**Goal:** Select all lines holding the word "time" from the entries that follow.
══════════════════════════════
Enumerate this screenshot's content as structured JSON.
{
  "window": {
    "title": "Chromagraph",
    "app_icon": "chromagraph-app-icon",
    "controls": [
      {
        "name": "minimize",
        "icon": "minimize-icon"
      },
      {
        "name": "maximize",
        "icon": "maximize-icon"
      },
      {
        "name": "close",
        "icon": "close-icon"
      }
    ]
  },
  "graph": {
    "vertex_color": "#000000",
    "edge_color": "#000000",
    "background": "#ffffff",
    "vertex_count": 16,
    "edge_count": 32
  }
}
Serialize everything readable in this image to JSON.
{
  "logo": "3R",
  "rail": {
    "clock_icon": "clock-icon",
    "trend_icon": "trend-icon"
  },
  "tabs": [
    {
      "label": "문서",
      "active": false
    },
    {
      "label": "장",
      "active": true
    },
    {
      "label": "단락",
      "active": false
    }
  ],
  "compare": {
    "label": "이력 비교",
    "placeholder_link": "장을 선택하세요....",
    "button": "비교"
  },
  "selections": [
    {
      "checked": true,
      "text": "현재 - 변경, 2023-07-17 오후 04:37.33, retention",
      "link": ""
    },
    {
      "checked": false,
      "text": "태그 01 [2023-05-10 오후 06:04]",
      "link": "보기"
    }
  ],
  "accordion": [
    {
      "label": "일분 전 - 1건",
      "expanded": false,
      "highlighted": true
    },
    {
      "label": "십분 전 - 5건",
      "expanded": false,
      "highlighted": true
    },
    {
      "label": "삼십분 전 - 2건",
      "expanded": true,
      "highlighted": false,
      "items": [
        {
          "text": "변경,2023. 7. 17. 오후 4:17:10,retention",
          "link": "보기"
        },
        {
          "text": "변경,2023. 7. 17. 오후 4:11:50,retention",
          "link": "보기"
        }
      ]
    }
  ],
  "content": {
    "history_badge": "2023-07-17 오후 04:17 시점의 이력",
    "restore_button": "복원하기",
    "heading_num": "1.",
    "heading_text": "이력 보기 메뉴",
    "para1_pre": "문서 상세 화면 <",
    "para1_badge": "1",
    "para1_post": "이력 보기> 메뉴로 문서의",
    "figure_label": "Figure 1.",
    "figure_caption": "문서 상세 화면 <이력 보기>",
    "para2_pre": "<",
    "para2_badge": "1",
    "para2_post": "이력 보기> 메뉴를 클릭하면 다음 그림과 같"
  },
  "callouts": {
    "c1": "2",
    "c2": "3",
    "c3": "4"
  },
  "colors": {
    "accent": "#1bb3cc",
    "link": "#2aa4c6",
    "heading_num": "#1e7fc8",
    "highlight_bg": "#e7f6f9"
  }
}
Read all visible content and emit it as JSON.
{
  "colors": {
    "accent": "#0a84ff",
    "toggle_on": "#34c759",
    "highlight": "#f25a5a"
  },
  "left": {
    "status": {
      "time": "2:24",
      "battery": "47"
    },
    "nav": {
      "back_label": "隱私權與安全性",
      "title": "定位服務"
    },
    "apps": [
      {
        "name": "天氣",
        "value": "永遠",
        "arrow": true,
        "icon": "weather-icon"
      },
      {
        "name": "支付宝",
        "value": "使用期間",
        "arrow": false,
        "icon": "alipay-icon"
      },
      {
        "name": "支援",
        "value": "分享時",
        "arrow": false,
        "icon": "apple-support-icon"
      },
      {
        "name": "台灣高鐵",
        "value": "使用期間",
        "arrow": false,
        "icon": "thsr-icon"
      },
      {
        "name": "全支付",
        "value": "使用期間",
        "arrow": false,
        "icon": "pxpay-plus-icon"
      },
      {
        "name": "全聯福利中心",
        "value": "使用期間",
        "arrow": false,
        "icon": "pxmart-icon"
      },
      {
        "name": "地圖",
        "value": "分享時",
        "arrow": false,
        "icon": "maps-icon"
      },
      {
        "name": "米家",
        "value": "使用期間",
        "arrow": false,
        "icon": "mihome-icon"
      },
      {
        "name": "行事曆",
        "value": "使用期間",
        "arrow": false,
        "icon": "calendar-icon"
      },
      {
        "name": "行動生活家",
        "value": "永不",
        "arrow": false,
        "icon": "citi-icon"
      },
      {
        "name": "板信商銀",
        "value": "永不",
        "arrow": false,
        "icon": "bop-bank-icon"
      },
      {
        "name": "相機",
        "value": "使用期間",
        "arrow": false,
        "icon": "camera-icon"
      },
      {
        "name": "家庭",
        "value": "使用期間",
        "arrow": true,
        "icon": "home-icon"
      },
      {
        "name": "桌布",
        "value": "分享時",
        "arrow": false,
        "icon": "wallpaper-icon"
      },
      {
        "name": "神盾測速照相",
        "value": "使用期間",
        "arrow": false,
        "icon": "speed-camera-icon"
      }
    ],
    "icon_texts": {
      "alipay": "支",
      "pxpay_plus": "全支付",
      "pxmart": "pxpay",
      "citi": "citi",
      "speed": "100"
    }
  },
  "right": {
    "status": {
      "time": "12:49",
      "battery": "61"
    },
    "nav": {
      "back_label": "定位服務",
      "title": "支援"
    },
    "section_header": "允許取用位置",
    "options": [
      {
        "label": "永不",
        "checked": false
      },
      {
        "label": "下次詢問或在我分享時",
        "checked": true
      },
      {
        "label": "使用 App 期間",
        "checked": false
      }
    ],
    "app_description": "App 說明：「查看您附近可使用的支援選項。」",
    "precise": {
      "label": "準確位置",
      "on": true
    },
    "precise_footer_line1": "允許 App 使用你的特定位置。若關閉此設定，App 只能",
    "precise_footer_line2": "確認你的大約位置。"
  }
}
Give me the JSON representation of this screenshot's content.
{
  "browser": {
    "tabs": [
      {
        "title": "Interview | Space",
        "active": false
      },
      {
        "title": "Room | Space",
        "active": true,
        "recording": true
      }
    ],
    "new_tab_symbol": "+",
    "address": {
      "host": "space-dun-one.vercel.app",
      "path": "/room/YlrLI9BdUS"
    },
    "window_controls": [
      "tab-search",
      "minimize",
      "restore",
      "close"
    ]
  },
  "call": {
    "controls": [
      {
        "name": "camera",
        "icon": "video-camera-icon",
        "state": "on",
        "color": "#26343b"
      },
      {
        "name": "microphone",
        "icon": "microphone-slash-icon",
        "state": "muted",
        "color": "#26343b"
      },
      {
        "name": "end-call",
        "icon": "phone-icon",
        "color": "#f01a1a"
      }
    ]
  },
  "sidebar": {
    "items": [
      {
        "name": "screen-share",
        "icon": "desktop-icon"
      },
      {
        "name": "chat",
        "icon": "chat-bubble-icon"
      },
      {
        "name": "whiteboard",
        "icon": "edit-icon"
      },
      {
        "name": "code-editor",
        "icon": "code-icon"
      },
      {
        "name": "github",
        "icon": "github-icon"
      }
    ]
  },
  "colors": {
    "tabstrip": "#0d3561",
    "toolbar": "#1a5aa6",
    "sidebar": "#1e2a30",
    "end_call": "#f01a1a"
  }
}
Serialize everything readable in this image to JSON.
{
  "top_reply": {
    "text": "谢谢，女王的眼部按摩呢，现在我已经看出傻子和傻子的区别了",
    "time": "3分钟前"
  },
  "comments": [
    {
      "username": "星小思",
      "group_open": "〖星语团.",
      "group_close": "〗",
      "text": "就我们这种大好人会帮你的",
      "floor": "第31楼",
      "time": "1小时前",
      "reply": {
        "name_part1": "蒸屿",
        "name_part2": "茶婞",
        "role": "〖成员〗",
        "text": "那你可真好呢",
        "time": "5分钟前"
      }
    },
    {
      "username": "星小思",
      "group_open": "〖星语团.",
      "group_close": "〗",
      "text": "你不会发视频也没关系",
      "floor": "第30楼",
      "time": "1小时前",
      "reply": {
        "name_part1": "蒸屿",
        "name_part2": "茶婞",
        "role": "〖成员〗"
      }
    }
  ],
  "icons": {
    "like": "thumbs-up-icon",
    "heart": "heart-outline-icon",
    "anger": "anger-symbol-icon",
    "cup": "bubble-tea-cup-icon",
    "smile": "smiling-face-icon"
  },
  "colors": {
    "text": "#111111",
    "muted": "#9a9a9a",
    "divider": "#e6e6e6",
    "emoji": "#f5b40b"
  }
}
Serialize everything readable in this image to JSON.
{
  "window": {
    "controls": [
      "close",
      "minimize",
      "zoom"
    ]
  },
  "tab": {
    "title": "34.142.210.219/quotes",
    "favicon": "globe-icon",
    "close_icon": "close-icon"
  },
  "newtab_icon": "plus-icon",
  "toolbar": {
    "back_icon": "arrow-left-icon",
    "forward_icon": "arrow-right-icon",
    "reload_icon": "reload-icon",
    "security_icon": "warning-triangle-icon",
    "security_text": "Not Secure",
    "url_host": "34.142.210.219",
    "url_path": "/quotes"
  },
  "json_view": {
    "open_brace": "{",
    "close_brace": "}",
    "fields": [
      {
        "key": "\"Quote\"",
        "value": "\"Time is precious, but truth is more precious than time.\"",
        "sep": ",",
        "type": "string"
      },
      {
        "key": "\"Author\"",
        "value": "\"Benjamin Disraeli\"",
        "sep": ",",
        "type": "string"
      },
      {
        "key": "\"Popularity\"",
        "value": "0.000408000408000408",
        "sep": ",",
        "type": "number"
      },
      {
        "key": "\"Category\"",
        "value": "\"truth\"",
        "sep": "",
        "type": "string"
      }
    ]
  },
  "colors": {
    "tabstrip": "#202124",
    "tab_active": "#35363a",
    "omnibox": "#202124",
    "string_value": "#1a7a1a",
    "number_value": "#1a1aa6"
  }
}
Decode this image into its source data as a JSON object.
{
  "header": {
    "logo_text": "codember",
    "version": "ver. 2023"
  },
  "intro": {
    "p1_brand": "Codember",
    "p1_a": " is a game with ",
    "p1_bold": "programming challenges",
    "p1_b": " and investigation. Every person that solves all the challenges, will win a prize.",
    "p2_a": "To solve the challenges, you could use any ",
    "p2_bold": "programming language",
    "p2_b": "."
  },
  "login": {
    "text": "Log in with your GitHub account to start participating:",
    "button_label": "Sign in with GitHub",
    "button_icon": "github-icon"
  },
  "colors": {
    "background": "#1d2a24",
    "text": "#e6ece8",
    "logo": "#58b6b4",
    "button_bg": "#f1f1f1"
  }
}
══════════════════════════════
**Response below:**
      "time": "2:24",
      "time": "12:49",
    "time": "3分钟前"
      "time": "1小时前",
        "time": "5分钟前"
      "time": "1小时前",
        "value": "\"Time is precious, but truth is more precious than time.\"",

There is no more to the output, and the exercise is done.